START TEXT SECTION

CyanogenMod was formerly the most popular custom ROM for Android devices. Unfortunately, a short-lived effort at making the ROM the basis of a business-to-business software company sank the entire CyanogenMod team and its former assets, including the name and community servers. But all isn’t lost: many of the original developers have jumped into the new LineageOS project—a direct follow-up to CyanogenMod. While the extensive device support isn’t quite what it used to be, Lineage is still the first stop for up-to-date community ROMs for many users.
LineageOS provides you with an up-to-date version of Android. It’s also a pure, stock Android experience. Yes, the Lineage developers add lots of their own tweaks and a handful of apps. However, they respect Google’s interface. The tweaks the operating system adds don’t feel out of place—many of them are just added to the Settings screen as new options. Because it dispenses with the additional bloat a lot of manufacturers and carriers add, LineageOS is also very fast.

END TEXT SECTION

▸ **WHAT THIS EXERCISE ASKS**:
A. Edit the LineageOS text: rewrite it starting at the words "CyanogenMod was formerly" and ending after "for many users.", with "CyanogenMod" changed to "CM".
B. Answer these questions using the LineageOS text:
(i) Which custom ROM for Android devices was formerly the most popular?
(ii) Where are many of the tweaks that LineageOS adds placed?
(iii) Why is LineageOS very fast?
C. List every operating system or custom ROM that the LineageOS text names.
The entries here come from a different source than the text.

START DATA EXTRACT

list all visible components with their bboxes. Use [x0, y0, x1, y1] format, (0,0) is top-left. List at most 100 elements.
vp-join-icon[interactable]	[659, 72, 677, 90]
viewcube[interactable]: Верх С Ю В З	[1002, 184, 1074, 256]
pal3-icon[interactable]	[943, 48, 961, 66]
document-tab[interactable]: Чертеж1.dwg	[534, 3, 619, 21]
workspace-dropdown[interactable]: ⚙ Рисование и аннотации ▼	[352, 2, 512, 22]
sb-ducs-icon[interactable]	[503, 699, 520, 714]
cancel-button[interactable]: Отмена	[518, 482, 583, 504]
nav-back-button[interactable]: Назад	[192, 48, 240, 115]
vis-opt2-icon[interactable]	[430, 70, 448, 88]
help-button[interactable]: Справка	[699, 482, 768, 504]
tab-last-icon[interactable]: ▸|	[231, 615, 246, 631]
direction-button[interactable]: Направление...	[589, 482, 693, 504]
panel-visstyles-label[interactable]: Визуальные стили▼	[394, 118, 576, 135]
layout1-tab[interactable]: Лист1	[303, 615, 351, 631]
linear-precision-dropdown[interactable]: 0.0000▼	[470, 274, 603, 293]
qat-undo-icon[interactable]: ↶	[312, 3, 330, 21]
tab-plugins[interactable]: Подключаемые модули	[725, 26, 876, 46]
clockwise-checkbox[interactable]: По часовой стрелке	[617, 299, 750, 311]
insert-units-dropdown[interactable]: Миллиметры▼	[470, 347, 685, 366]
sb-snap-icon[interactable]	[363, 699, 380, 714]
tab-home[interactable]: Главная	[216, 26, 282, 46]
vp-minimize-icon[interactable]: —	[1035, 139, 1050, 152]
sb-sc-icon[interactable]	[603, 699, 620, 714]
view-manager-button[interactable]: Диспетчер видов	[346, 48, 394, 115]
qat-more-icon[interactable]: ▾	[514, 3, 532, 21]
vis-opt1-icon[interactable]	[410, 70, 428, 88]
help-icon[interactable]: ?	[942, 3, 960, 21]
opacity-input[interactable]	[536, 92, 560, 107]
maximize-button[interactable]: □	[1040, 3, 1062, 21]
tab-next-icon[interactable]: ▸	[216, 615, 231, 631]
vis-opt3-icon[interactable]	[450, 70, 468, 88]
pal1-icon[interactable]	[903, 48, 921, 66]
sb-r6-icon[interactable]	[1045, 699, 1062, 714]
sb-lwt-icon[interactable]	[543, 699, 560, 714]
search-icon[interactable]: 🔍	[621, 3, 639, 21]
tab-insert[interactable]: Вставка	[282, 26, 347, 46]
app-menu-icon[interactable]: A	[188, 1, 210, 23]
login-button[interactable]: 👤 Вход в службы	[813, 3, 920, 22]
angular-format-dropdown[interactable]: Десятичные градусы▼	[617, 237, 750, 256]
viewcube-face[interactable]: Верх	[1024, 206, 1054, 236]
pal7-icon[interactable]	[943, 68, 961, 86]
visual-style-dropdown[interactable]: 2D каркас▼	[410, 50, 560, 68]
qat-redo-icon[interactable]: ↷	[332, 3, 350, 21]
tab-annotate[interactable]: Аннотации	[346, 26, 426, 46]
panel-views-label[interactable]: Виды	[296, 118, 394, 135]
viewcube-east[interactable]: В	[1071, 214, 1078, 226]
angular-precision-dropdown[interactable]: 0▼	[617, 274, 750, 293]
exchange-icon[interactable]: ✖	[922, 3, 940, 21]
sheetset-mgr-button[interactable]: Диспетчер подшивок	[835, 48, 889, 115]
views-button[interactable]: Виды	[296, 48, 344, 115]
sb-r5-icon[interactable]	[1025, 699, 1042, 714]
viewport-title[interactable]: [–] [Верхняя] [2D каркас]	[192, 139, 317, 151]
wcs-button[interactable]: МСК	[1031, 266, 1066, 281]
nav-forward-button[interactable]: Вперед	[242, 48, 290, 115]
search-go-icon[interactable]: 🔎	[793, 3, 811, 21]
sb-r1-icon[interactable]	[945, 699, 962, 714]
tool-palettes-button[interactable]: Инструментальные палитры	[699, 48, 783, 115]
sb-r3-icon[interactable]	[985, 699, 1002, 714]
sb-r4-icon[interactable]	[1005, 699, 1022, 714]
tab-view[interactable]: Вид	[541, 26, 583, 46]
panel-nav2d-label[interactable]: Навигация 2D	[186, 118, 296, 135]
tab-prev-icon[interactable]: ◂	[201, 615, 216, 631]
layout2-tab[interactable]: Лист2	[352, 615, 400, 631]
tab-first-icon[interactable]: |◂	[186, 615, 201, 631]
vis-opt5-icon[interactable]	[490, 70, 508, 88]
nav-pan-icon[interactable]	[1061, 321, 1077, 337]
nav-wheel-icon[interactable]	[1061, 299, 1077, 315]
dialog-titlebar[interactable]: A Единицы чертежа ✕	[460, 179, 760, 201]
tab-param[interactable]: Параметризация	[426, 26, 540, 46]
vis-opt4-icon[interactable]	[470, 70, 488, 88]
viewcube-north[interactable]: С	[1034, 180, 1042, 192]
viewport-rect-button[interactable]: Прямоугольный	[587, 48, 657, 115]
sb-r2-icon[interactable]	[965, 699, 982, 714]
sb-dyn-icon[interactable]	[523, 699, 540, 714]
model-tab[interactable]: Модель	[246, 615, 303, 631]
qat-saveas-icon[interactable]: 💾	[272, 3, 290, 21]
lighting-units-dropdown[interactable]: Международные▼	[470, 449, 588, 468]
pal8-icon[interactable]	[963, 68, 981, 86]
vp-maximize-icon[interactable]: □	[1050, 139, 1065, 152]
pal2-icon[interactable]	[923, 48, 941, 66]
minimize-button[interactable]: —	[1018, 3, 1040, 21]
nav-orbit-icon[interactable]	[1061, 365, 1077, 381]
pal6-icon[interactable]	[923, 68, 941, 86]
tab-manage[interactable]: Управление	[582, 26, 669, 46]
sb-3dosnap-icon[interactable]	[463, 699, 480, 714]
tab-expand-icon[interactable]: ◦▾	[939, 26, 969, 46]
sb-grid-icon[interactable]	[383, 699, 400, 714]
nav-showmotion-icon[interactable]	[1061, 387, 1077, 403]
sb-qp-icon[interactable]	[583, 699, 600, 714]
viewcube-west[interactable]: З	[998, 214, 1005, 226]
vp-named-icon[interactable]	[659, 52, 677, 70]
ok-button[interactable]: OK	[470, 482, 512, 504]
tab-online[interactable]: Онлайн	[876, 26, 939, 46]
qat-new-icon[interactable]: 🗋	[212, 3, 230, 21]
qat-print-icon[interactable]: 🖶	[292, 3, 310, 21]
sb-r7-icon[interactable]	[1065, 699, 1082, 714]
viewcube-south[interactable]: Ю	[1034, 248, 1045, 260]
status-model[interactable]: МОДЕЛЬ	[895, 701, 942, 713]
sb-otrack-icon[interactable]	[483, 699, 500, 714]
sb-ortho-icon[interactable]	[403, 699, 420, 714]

END DATA EXTRACT

▸ **RESULTS FOR EACH TASK**:
A.
CM was formerly the most popular custom ROM for Android devices. Unfortunately, a short-lived effort at making the ROM the basis of a business-to-business software company sank the entire CM team and its former assets, including the name and community servers. But all isn’t lost: many of the original developers have jumped into the new LineageOS project—a direct follow-up to CM. While the extensive device support isn’t quite what it used to be, Lineage is still the first stop for up-to-date community ROMs for many users.

B.
(i) CyanogenMod.
(ii) On the Settings screen, as new options.
(iii) It leaves out the extra bloat that many manufacturers and carriers add.

C. CyanogenMod, LineageOS (also called Lineage), Android